Extracted records
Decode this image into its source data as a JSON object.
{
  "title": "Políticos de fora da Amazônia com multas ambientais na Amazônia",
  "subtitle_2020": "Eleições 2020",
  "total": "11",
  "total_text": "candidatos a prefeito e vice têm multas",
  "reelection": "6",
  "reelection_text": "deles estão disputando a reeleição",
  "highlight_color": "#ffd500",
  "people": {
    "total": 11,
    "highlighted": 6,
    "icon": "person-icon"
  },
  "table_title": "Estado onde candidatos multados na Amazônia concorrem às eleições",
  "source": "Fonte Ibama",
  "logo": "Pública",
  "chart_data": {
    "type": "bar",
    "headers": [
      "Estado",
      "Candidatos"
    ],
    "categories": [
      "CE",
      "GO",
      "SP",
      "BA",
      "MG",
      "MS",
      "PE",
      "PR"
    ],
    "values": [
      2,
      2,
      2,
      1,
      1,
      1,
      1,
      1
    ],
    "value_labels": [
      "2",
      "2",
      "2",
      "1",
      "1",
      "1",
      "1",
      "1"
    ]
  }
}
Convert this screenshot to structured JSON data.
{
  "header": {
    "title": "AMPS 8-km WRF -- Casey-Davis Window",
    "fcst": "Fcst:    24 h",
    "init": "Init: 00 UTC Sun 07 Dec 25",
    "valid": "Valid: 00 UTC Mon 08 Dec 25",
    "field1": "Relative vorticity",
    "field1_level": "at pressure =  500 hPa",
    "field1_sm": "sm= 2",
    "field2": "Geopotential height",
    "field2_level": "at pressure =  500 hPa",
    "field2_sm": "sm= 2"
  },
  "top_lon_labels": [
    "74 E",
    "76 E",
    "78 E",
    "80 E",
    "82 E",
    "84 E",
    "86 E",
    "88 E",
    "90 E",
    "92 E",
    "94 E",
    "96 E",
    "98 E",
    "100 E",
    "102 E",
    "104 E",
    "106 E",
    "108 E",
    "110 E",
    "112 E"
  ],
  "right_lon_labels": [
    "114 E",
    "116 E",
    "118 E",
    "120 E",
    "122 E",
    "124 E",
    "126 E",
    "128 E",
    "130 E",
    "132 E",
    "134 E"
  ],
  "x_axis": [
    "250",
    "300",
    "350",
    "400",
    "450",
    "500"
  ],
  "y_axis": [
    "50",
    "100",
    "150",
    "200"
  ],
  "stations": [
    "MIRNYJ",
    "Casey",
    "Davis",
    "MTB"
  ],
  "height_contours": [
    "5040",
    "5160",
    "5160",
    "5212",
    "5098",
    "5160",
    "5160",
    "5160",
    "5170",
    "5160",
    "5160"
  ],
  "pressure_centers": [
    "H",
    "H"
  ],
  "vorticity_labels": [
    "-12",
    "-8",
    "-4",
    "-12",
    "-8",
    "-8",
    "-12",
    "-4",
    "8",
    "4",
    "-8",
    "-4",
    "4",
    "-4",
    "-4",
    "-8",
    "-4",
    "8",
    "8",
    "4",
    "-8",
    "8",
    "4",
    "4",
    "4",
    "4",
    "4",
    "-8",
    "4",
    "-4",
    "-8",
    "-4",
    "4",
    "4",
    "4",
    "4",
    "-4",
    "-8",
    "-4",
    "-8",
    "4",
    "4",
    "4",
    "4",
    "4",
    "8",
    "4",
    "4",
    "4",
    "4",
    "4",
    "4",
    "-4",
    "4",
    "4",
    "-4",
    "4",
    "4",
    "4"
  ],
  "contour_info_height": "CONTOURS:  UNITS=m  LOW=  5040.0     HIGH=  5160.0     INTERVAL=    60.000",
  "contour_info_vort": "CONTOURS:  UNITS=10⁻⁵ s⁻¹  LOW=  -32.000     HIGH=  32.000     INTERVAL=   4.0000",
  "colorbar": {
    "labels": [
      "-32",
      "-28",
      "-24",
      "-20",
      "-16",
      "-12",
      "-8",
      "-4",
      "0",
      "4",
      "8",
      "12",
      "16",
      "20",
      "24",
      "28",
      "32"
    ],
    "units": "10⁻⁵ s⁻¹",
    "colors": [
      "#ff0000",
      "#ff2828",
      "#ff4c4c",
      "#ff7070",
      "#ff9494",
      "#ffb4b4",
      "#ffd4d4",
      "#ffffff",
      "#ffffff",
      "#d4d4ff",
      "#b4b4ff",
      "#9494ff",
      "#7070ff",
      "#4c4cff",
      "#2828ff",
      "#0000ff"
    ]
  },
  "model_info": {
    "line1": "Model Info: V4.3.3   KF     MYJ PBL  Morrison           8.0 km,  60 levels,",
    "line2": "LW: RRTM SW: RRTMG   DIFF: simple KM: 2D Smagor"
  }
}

What is needed
Write the material out exactly, with nothing left out.

The response
Decode this image into its source data as a JSON object.
{
  "title": "Políticos de fora da Amazônia com multas ambientais na Amazônia",
  "subtitle_2020": "Eleições 2020",
  "total": "11",
  "total_text": "candidatos a prefeito e vice têm multas",
  "reelection": "6",
  "reelection_text": "deles estão disputando a reeleição",
  "highlight_color": "#ffd500",
  "people": {
    "total": 11,
    "highlighted": 6,
    "icon": "person-icon"
  },
  "table_title": "Estado onde candidatos multados na Amazônia concorrem às eleições",
  "source": "Fonte Ibama",
  "logo": "Pública",
  "chart_data": {
    "type": "bar",
    "headers": [
      "Estado",
      "Candidatos"
    ],
    "categories": [
      "CE",
      "GO",
      "SP",
      "BA",
      "MG",
      "MS",
      "PE",
      "PR"
    ],
    "values": [
      2,
      2,
      2,
      1,
      1,
      1,
      1,
      1
    ],
    "value_labels": [
      "2",
      "2",
      "2",
      "1",
      "1",
      "1",
      "1",
      "1"
    ]
  }
}
Convert this screenshot to structured JSON data.
{
  "header": {
    "title": "AMPS 8-km WRF -- Casey-Davis Window",
    "fcst": "Fcst:    24 h",
    "init": "Init: 00 UTC Sun 07 Dec 25",
    "valid": "Valid: 00 UTC Mon 08 Dec 25",
    "field1": "Relative vorticity",
    "field1_level": "at pressure =  500 hPa",
    "field1_sm": "sm= 2",
    "field2": "Geopotential height",
    "field2_level": "at pressure =  500 hPa",
    "field2_sm": "sm= 2"
  },
  "top_lon_labels": [
    "74 E",
    "76 E",
    "78 E",
    "80 E",
    "82 E",
    "84 E",
    "86 E",
    "88 E",
    "90 E",
    "92 E",
    "94 E",
    "96 E",
    "98 E",
    "100 E",
    "102 E",
    "104 E",
    "106 E",
    "108 E",
    "110 E",
    "112 E"
  ],
  "right_lon_labels": [
    "114 E",
    "116 E",
    "118 E",
    "120 E",
    "122 E",
    "124 E",
    "126 E",
    "128 E",
    "130 E",
    "132 E",
    "134 E"
  ],
  "x_axis": [
    "250",
    "300",
    "350",
    "400",
    "450",
    "500"
  ],
  "y_axis": [
    "50",
    "100",
    "150",
    "200"
  ],
  "stations": [
    "MIRNYJ",
    "Casey",
    "Davis",
    "MTB"
  ],
  "height_contours": [
    "5040",
    "5160",
    "5160",
    "5212",
    "5098",
    "5160",
    "5160",
    "5160",
    "5170",
    "5160",
    "5160"
  ],
  "pressure_centers": [
    "H",
    "H"
  ],
  "vorticity_labels": [
    "-12",
    "-8",
    "-4",
    "-12",
    "-8",
    "-8",
    "-12",
    "-4",
    "8",
    "4",
    "-8",
    "-4",
    "4",
    "-4",
    "-4",
    "-8",
    "-4",
    "8",
    "8",
    "4",
    "-8",
    "8",
    "4",
    "4",
    "4",
    "4",
    "4",
    "-8",
    "4",
    "-4",
    "-8",
    "-4",
    "4",
    "4",
    "4",
    "4",
    "-4",
    "-8",
    "-4",
    "-8",
    "4",
    "4",
    "4",
    "4",
    "4",
    "8",
    "4",
    "4",
    "4",
    "4",
    "4",
    "4",
    "-4",
    "4",
    "4",
    "-4",
    "4",
    "4",
    "4"
  ],
  "contour_info_height": "CONTOURS:  UNITS=m  LOW=  5040.0     HIGH=  5160.0     INTERVAL=    60.000",
  "contour_info_vort": "CONTOURS:  UNITS=10⁻⁵ s⁻¹  LOW=  -32.000     HIGH=  32.000     INTERVAL=   4.0000",
  "colorbar": {
    "labels": [
      "-32",
      "-28",
      "-24",
      "-20",
      "-16",
      "-12",
      "-8",
      "-4",
      "0",
      "4",
      "8",
      "12",
      "16",
      "20",
      "24",
      "28",
      "32"
    ],
    "units": "10⁻⁵ s⁻¹",
    "colors": [
      "#ff0000",
      "#ff2828",
      "#ff4c4c",
      "#ff7070",
      "#ff9494",
      "#ffb4b4",
      "#ffd4d4",
      "#ffffff",
      "#ffffff",
      "#d4d4ff",
      "#b4b4ff",
      "#9494ff",
      "#7070ff",
      "#4c4cff",
      "#2828ff",
      "#0000ff"
    ]
  },
  "model_info": {
    "line1": "Model Info: V4.3.3   KF     MYJ PBL  Morrison           8.0 km,  60 levels,",
    "line2": "LW: RRTM SW: RRTMG   DIFF: simple KM: 2D Smagor"
  }
}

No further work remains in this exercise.